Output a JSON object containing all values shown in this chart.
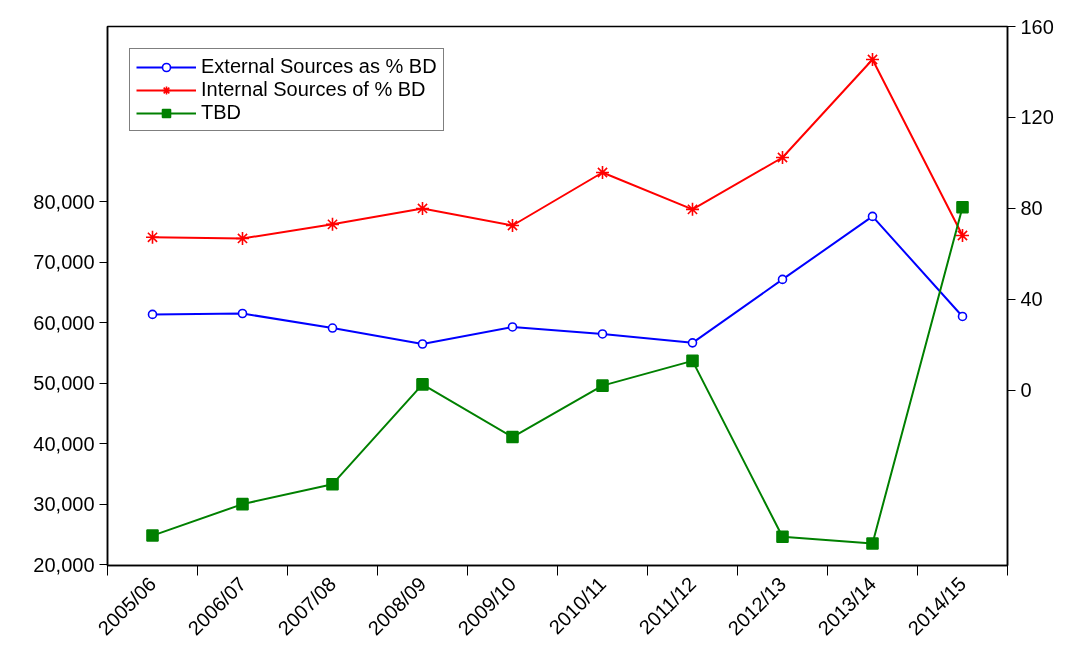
{
  "chart_data": {
    "type": "line",
    "categories": [
      "2005/06",
      "2006/07",
      "2007/08",
      "2008/09",
      "2009/10",
      "2010/11",
      "2011/12",
      "2012/13",
      "2013/14",
      "2014/15"
    ],
    "series": [
      {
        "name": "External Sources as % BD",
        "color": "#0000ff",
        "marker": "circle",
        "axis": "y2",
        "values": [
          33.4,
          33.8,
          27.4,
          20.4,
          27.9,
          24.8,
          20.9,
          48.8,
          76.5,
          32.5
        ]
      },
      {
        "name": "Internal Sources of % BD",
        "color": "#ff0000",
        "marker": "cross",
        "axis": "y2",
        "values": [
          67.3,
          66.8,
          73.0,
          80.0,
          72.5,
          95.8,
          79.6,
          102.4,
          145.5,
          68.1
        ]
      },
      {
        "name": "TBD",
        "color": "#008000",
        "marker": "square",
        "values": [
          24800,
          30000,
          33300,
          49800,
          41100,
          49600,
          53700,
          24600,
          23500,
          79100
        ]
      }
    ],
    "ylim": [
      19850,
      109000
    ],
    "yticks": [
      {
        "value": 20000,
        "label": "20,000"
      },
      {
        "value": 30000,
        "label": "30,000"
      },
      {
        "value": 40000,
        "label": "40,000"
      },
      {
        "value": 50000,
        "label": "50,000"
      },
      {
        "value": 60000,
        "label": "60,000"
      },
      {
        "value": 70000,
        "label": "70,000"
      },
      {
        "value": 80000,
        "label": "80,000"
      }
    ],
    "y2lim": [
      -77,
      160
    ],
    "y2ticks": [
      0,
      40,
      80,
      120,
      160
    ],
    "grid": false,
    "legend": "top left",
    "line_style": "solid"
  }
}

_ _ _ _ _

OBJECTIVE =>
Print the records word for word and exclude any picture they hold.

OUTPUT FOR THIS TASK =>
Output a JSON object containing all values shown in this chart.
{
  "chart_data": {
    "type": "line",
    "categories": [
      "2005/06",
      "2006/07",
      "2007/08",
      "2008/09",
      "2009/10",
      "2010/11",
      "2011/12",
      "2012/13",
      "2013/14",
      "2014/15"
    ],
    "series": [
      {
        "name": "External Sources as % BD",
        "color": "#0000ff",
        "marker": "circle",
        "axis": "y2",
        "values": [
          33.4,
          33.8,
          27.4,
          20.4,
          27.9,
          24.8,
          20.9,
          48.8,
          76.5,
          32.5
        ]
      },
      {
        "name": "Internal Sources of % BD",
        "color": "#ff0000",
        "marker": "cross",
        "axis": "y2",
        "values": [
          67.3,
          66.8,
          73.0,
          80.0,
          72.5,
          95.8,
          79.6,
          102.4,
          145.5,
          68.1
        ]
      },
      {
        "name": "TBD",
        "color": "#008000",
        "marker": "square",
        "values": [
          24800,
          30000,
          33300,
          49800,
          41100,
          49600,
          53700,
          24600,
          23500,
          79100
        ]
      }
    ],
    "ylim": [
      19850,
      109000
    ],
    "yticks": [
      {
        "value": 20000,
        "label": "20,000"
      },
      {
        "value": 30000,
        "label": "30,000"
      },
      {
        "value": 40000,
        "label": "40,000"
      },
      {
        "value": 50000,
        "label": "50,000"
      },
      {
        "value": 60000,
        "label": "60,000"
      },
      {
        "value": 70000,
        "label": "70,000"
      },
      {
        "value": 80000,
        "label": "80,000"
      }
    ],
    "y2lim": [
      -77,
      160
    ],
    "y2ticks": [
      0,
      40,
      80,
      120,
      160
    ],
    "grid": false,
    "legend": "top left",
    "line_style": "solid"
  }
}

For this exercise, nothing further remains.